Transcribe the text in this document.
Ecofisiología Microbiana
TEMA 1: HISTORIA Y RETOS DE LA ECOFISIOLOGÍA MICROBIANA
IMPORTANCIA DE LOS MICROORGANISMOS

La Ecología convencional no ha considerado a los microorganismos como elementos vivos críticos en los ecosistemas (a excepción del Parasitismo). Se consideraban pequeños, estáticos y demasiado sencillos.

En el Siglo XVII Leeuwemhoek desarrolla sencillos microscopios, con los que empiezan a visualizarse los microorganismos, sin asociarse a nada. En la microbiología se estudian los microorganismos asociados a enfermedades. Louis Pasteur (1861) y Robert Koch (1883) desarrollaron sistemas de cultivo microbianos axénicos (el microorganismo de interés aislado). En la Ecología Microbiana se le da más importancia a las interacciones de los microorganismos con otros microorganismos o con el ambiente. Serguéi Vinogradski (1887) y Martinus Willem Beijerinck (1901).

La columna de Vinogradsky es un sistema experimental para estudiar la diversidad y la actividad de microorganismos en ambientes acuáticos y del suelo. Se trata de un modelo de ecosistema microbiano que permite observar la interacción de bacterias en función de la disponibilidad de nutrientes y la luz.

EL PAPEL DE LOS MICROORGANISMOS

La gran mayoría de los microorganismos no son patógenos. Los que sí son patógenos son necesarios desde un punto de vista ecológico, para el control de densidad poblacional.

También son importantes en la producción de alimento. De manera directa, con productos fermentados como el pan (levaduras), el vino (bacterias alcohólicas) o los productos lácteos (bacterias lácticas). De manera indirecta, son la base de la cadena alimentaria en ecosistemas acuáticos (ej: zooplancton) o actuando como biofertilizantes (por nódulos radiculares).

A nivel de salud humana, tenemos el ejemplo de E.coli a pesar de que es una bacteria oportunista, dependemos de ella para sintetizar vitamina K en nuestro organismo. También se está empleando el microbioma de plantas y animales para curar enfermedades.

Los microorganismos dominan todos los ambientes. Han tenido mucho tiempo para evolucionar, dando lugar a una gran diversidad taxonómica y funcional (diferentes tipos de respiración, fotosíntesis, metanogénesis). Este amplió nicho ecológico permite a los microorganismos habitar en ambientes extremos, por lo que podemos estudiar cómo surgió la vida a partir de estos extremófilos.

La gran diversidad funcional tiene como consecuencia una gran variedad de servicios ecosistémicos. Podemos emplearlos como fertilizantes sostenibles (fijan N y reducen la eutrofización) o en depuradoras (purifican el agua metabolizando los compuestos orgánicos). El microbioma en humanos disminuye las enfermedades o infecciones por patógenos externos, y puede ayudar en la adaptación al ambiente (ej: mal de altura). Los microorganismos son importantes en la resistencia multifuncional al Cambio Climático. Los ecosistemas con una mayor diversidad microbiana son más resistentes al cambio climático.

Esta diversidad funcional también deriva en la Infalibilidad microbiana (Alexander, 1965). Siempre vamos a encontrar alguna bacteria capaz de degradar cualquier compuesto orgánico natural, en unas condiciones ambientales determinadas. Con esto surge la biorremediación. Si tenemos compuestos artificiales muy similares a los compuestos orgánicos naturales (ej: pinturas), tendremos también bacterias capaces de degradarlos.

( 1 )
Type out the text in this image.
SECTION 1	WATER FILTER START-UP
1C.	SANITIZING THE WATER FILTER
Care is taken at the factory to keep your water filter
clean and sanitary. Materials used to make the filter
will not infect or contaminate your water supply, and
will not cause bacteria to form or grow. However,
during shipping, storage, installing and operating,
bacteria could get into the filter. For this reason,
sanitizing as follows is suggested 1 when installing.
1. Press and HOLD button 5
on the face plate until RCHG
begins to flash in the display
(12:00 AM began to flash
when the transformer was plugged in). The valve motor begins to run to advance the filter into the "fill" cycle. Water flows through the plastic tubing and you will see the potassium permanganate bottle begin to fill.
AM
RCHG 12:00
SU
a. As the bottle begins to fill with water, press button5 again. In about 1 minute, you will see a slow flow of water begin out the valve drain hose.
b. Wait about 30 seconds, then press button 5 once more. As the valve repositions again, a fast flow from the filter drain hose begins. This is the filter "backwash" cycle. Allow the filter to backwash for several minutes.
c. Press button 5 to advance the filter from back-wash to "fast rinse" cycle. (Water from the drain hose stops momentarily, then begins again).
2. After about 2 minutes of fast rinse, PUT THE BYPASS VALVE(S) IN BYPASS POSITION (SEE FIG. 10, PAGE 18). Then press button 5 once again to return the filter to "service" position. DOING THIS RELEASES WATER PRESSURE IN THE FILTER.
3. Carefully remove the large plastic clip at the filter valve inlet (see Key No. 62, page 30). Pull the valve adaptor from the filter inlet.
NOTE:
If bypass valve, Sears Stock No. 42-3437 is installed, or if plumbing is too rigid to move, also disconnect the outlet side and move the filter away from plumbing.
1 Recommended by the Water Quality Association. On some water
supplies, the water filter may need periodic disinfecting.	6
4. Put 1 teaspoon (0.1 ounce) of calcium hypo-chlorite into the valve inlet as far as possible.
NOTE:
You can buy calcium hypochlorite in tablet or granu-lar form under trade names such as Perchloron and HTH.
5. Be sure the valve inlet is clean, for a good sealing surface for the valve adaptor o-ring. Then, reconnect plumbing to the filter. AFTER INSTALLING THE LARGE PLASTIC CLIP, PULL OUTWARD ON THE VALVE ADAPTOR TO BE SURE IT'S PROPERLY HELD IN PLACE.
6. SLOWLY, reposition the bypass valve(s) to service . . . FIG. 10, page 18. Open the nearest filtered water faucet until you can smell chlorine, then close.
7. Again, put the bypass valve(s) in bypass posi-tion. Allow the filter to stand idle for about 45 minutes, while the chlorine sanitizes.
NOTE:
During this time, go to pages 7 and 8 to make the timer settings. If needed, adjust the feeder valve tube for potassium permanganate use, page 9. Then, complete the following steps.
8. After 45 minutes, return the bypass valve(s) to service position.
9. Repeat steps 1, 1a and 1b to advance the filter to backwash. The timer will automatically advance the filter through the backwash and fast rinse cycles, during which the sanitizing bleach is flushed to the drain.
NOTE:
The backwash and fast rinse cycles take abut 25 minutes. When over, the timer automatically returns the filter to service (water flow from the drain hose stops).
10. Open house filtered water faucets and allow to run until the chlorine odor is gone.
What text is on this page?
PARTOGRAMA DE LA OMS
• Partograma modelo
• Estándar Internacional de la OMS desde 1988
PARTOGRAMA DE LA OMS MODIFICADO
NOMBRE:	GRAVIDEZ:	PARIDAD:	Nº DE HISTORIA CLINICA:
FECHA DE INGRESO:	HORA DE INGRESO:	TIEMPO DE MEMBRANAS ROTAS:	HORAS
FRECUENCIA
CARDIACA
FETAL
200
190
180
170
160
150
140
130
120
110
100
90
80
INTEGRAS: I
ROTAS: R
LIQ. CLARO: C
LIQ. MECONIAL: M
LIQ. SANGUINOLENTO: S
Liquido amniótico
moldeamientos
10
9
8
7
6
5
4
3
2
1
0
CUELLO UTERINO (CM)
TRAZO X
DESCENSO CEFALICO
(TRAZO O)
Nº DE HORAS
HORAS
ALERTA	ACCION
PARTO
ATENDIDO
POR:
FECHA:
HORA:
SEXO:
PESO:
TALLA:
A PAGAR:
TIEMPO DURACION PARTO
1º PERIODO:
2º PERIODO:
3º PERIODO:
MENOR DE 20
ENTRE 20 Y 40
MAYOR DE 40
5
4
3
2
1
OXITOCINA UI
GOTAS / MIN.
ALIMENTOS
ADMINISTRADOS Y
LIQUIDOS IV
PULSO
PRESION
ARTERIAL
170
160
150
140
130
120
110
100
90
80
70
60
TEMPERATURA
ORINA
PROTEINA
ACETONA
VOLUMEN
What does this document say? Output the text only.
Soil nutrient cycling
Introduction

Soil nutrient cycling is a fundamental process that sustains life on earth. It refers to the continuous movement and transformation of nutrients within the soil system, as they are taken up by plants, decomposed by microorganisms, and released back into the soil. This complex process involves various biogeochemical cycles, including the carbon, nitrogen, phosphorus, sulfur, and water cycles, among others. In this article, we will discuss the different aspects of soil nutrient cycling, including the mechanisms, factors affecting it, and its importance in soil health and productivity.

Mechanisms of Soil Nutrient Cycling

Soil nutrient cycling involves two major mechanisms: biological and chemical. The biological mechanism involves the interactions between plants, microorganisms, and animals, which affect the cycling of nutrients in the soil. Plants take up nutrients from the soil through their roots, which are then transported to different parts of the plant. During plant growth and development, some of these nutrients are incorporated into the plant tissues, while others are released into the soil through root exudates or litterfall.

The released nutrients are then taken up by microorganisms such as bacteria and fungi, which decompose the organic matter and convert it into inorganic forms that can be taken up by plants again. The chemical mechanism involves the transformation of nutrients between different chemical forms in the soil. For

- _EXERCISE AIM_
Only the number should be given: the count of lines above that hold the word "adaptor".

- _OUTPUT FOR THIS EXERCISE_
2